>>>>>

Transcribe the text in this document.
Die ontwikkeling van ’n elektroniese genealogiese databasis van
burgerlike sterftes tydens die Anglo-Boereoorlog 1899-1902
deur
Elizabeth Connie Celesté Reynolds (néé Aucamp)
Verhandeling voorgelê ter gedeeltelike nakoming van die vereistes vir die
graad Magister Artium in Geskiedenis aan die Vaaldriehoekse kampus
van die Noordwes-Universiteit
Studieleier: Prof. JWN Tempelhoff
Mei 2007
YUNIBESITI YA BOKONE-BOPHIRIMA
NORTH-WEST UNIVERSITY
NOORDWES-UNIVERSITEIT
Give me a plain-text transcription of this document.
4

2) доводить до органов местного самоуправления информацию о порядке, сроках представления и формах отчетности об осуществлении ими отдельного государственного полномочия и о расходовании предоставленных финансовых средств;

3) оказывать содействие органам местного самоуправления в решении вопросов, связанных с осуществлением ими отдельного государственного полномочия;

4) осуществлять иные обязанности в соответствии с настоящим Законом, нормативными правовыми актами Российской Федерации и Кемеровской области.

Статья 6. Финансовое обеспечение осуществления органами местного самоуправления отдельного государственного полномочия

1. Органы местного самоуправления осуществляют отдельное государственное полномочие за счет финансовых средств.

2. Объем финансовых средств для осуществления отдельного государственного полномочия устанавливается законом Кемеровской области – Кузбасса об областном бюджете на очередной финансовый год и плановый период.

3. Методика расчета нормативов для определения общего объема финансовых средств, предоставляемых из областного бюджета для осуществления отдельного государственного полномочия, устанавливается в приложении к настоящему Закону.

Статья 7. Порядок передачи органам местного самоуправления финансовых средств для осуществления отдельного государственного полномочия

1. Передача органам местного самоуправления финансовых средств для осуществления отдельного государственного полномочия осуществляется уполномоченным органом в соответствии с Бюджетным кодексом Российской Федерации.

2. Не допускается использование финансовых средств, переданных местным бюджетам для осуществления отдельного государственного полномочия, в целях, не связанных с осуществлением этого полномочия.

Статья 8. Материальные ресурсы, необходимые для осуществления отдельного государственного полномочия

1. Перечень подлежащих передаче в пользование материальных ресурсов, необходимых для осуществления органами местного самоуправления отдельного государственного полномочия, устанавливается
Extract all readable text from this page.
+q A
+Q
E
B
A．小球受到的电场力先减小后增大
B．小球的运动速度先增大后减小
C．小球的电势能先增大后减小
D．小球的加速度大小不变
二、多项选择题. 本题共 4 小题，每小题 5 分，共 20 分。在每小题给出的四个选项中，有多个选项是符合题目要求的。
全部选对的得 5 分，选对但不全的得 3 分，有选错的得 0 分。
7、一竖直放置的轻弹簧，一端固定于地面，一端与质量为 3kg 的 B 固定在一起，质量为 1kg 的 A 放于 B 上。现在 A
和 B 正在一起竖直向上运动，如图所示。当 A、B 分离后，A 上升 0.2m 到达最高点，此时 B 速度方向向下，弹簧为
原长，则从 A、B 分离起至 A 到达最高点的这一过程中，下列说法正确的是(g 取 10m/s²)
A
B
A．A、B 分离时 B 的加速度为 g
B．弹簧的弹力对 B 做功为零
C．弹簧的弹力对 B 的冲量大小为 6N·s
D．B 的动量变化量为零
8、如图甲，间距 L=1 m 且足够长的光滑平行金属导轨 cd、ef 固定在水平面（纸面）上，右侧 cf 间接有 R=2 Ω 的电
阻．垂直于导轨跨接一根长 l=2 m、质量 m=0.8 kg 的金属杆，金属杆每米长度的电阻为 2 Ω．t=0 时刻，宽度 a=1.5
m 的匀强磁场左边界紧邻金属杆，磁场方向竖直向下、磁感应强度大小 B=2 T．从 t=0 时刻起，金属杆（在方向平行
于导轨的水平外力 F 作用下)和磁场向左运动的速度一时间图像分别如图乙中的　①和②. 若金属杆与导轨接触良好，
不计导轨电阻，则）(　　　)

<<<<<

Copy every line from the records above that contains the word "text".

## Expected output
Transcribe the text in this document.
Give me a plain-text transcription of this document.
Extract all readable text from this page.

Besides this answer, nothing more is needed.